Required work
Set out every line of the records below as a Markdown table with two columns, Row and Text, numbering the rows and skipping blank lines. Leave the pictures out of the table.

━━━━━━━━━━━━━━━━━━━━━━━━━━━━━━

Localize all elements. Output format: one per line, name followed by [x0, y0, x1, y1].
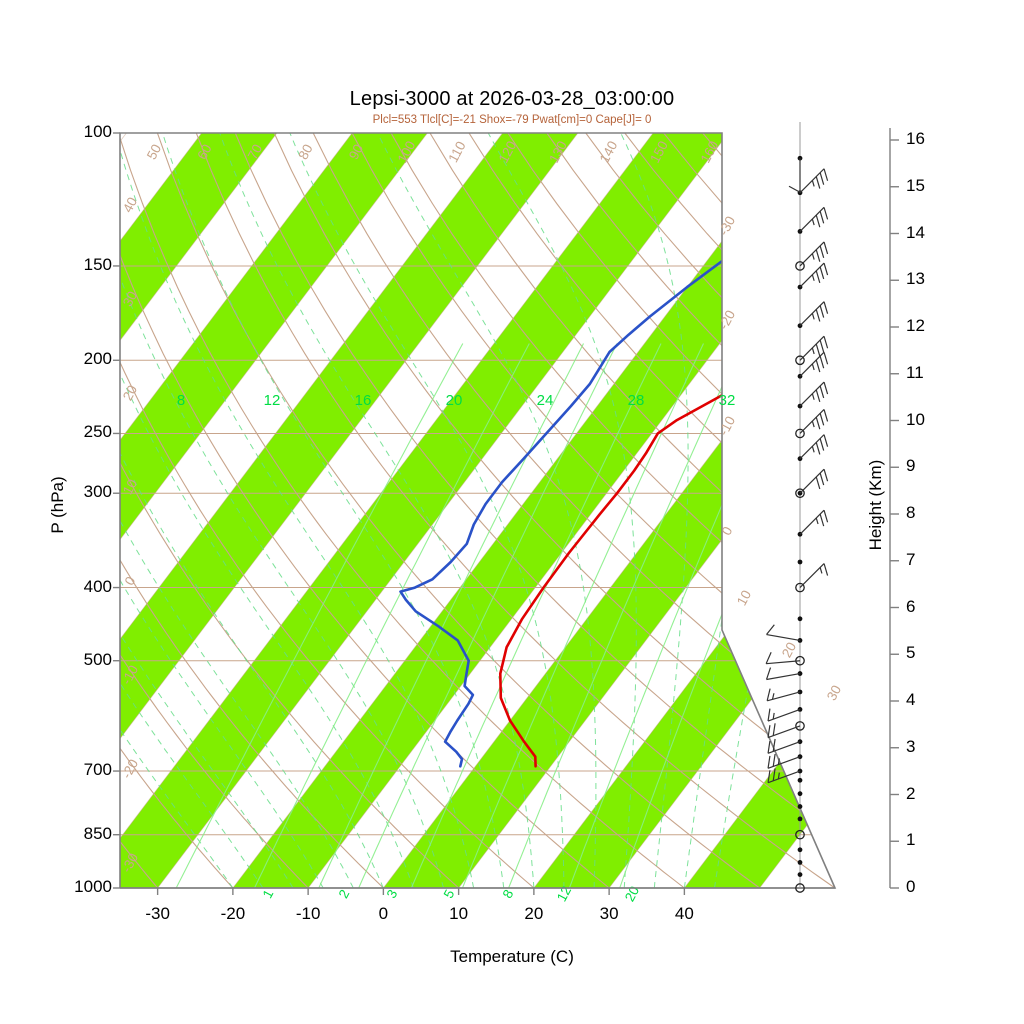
isotherm-label-right: 20	[779, 640, 799, 660]
height-tick-label: 0	[906, 877, 916, 896]
mixing-ratio-label: 8	[500, 887, 517, 901]
height-tick-label: 6	[906, 596, 916, 616]
height-tick-label: 11	[906, 362, 924, 382]
skewt-body	[120, 133, 835, 888]
height-tick-label: 10	[906, 409, 925, 429]
height-tick-label: 4	[906, 690, 916, 709]
moist-adiabat-label: 24	[537, 392, 554, 409]
x-tick-label: 20	[524, 904, 544, 923]
mixing-ratio-label: 3	[384, 887, 401, 901]
dry-adiabat-label: 60	[194, 142, 214, 162]
isotherm-label-left: -20	[119, 757, 141, 781]
dry-adiabat-label: 50	[144, 142, 164, 162]
height-tick-label: 12	[906, 316, 925, 335]
isotherm-label-right: 10	[734, 588, 754, 608]
pressure-tick-label: 100	[83, 122, 112, 141]
moist-adiabat-label: 32	[719, 392, 736, 409]
height-tick-label: 14	[906, 222, 925, 242]
pressure-tick-label: 700	[83, 760, 112, 780]
mixing-ratio-label: 20	[622, 884, 642, 904]
pressure-tick-label: 1000	[74, 877, 112, 896]
mixing-ratio-label: 12	[554, 884, 574, 904]
isotherm-label-right: -10	[716, 414, 738, 438]
height-tick-label: 2	[906, 783, 916, 803]
height-tick-label: 1	[906, 830, 916, 850]
dewpoint-curve	[399, 196, 801, 768]
x-axis-label: Temperature (C)	[450, 947, 574, 966]
height-tick-label: 9	[906, 456, 916, 476]
dry-adiabat-label: 70	[245, 142, 265, 162]
moist-adiabat-label: 8	[177, 392, 185, 409]
figure-subtitle: Plcl=553 Tlcl[C]=-21 Shox=-79 Pwat[cm]=0…	[372, 114, 652, 126]
isotherm-label-left: 30	[120, 289, 140, 309]
isotherm-label-left: 10	[120, 477, 140, 497]
dry-adiabat-label: 90	[346, 142, 366, 162]
x-tick-label: -10	[295, 904, 321, 923]
pressure-tick-label: 200	[83, 349, 112, 369]
height-tick-label: 8	[906, 503, 916, 522]
moist-adiabat-label: 28	[628, 392, 645, 409]
height-tick-label: 15	[906, 175, 925, 195]
pressure-tick-label: 850	[83, 823, 112, 843]
isotherm-label-right: -30	[716, 214, 738, 238]
x-tick-label: 30	[599, 904, 619, 923]
x-tick-label: -30	[145, 904, 170, 923]
x-tick-label: 40	[674, 904, 694, 923]
isotherm-label-right: 30	[824, 683, 844, 703]
pressure-tick-label: 250	[83, 422, 112, 442]
pressure-tick-label: 500	[83, 649, 112, 669]
height-tick-label: 5	[906, 643, 916, 663]
isotherm-label-left: 40	[120, 195, 140, 215]
temperature-curve	[499, 196, 835, 768]
pressure-tick-label: 400	[83, 576, 112, 596]
pressure-tick-label: 150	[83, 254, 112, 274]
moist-adiabat-label: 20	[446, 392, 463, 409]
moist-adiabat-label: 12	[264, 392, 281, 409]
isotherm-label-left: 20	[120, 383, 140, 403]
dry-adiabat-label: 140	[597, 138, 621, 165]
height-tick-label: 3	[906, 736, 916, 756]
x-tick-label: -20	[220, 904, 246, 923]
mixing-ratio-label: 1	[260, 887, 277, 901]
height-tick-label: 13	[906, 269, 925, 289]
mixing-ratio-label: 5	[441, 887, 458, 901]
height-tick-label: 16	[906, 129, 925, 148]
moist-adiabat-label: 16	[355, 392, 372, 409]
page-title: Lepsi-3000 at 2026-03-28_03:00:00	[349, 88, 675, 110]
height-tick-label: 7	[906, 549, 916, 569]
mixing-ratio-label: 2	[336, 887, 353, 901]
wind-barb-column	[765, 122, 829, 893]
pressure-tick-label: 300	[83, 482, 112, 502]
x-tick-label: 10	[449, 904, 469, 923]
x-tick-label: 0	[378, 904, 389, 923]
dry-adiabat-label: 110	[445, 139, 468, 165]
dry-adiabat-label: 80	[295, 142, 315, 162]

━━━━━━━━━━━━━━━━━━━━━━━━━━━━━━

Reply to the exercise
| Row | Text |
|---|---|
| 1 | Localize all elements. Output format: one per line, name followed by [x0, y0, x1, y1]. |
| 2 | isotherm-label-right: 20	[779, 640, 799, 660] |
| 3 | height-tick-label: 0	[906, 877, 916, 896] |
| 4 | mixing-ratio-label: 8	[500, 887, 517, 901] |
| 5 | height-tick-label: 6	[906, 596, 916, 616] |
| 6 | height-tick-label: 11	[906, 362, 924, 382] |
| 7 | skewt-body	[120, 133, 835, 888] |
| 8 | height-tick-label: 10	[906, 409, 925, 429] |
| 9 | height-tick-label: 4	[906, 690, 916, 709] |
| 10 | moist-adiabat-label: 24	[537, 392, 554, 409] |
| 11 | x-tick-label: 20	[524, 904, 544, 923] |
| 12 | mixing-ratio-label: 3	[384, 887, 401, 901] |
| 13 | dry-adiabat-label: 60	[194, 142, 214, 162] |
| 14 | isotherm-label-left: -20	[119, 757, 141, 781] |
| 15 | dry-adiabat-label: 50	[144, 142, 164, 162] |
| 16 | height-tick-label: 12	[906, 316, 925, 335] |
| 17 | isotherm-label-right: 10	[734, 588, 754, 608] |
| 18 | pressure-tick-label: 100	[83, 122, 112, 141] |
| 19 | moist-adiabat-label: 32	[719, 392, 736, 409] |
| 20 | height-tick-label: 14	[906, 222, 925, 242] |
| 21 | pressure-tick-label: 700	[83, 760, 112, 780] |
| 22 | mixing-ratio-label: 20	[622, 884, 642, 904] |
| 23 | pressure-tick-label: 1000	[74, 877, 112, 896] |
| 24 | mixing-ratio-label: 12	[554, 884, 574, 904] |
| 25 | isotherm-label-right: -10	[716, 414, 738, 438] |
| 26 | height-tick-label: 2	[906, 783, 916, 803] |
| 27 | height-tick-label: 1	[906, 830, 916, 850] |
| 28 | dewpoint-curve	[399, 196, 801, 768] |
| 29 | x-axis-label: Temperature (C)	[450, 947, 574, 966] |
| 30 | height-tick-label: 9	[906, 456, 916, 476] |
| 31 | dry-adiabat-label: 70	[245, 142, 265, 162] |
| 32 | moist-adiabat-label: 8	[177, 392, 185, 409] |
| 33 | figure-subtitle: Plcl=553 Tlcl[C]=-21 Shox=-79 Pwat[cm]=0…	[372, 114, 652, 126] |
| 34 | isotherm-label-left: 30	[120, 289, 140, 309] |
| 35 | isotherm-label-left: 10	[120, 477, 140, 497] |
| 36 | dry-adiabat-label: 90	[346, 142, 366, 162] |
| 37 | x-tick-label: -10	[295, 904, 321, 923] |
| 38 | pressure-tick-label: 200	[83, 349, 112, 369] |
| 39 | height-tick-label: 8	[906, 503, 916, 522] |
| 40 | moist-adiabat-label: 28	[628, 392, 645, 409] |
| 41 | height-tick-label: 15	[906, 175, 925, 195] |
| 42 | pressure-tick-label: 850	[83, 823, 112, 843] |
| 43 | isotherm-label-right: -30	[716, 214, 738, 238] |
| 44 | x-tick-label: 30	[599, 904, 619, 923] |
| 45 | x-tick-label: -30	[145, 904, 170, 923] |
| 46 | x-tick-label: 40	[674, 904, 694, 923] |
| 47 | isotherm-label-right: 30	[824, 683, 844, 703] |
| 48 | pressure-tick-label: 250	[83, 422, 112, 442] |
| 49 | pressure-tick-label: 500	[83, 649, 112, 669] |
| 50 | height-tick-label: 5	[906, 643, 916, 663] |
| 51 | isotherm-label-left: 40	[120, 195, 140, 215] |
| 52 | temperature-curve	[499, 196, 835, 768] |
| 53 | pressure-tick-label: 400	[83, 576, 112, 596] |
| 54 | pressure-tick-label: 150	[83, 254, 112, 274] |
| 55 | moist-adiabat-label: 20	[446, 392, 463, 409] |
| 56 | moist-adiabat-label: 12	[264, 392, 281, 409] |
| 57 | isotherm-label-left: 20	[120, 383, 140, 403] |
| 58 | dry-adiabat-label: 140	[597, 138, 621, 165] |
| 59 | height-tick-label: 3	[906, 736, 916, 756] |
| 60 | x-tick-label: -20	[220, 904, 246, 923] |
| 61 | mixing-ratio-label: 1	[260, 887, 277, 901] |
| 62 | height-tick-label: 13	[906, 269, 925, 289] |
| 63 | mixing-ratio-label: 5	[441, 887, 458, 901] |
| 64 | height-tick-label: 16	[906, 129, 925, 148] |
| 65 | moist-adiabat-label: 16	[355, 392, 372, 409] |
| 66 | page-title: Lepsi-3000 at 2026-03-28_03:00:00	[349, 88, 675, 110] |
| 67 | height-tick-label: 7	[906, 549, 916, 569] |
| 68 | mixing-ratio-label: 2	[336, 887, 353, 901] |
| 69 | wind-barb-column	[765, 122, 829, 893] |
| 70 | pressure-tick-label: 300	[83, 482, 112, 502] |
| 71 | x-tick-label: 10	[449, 904, 469, 923] |
| 72 | x-tick-label: 0	[378, 904, 389, 923] |
| 73 | dry-adiabat-label: 110	[445, 139, 468, 165] |
| 74 | dry-adiabat-label: 80	[295, 142, 315, 162] |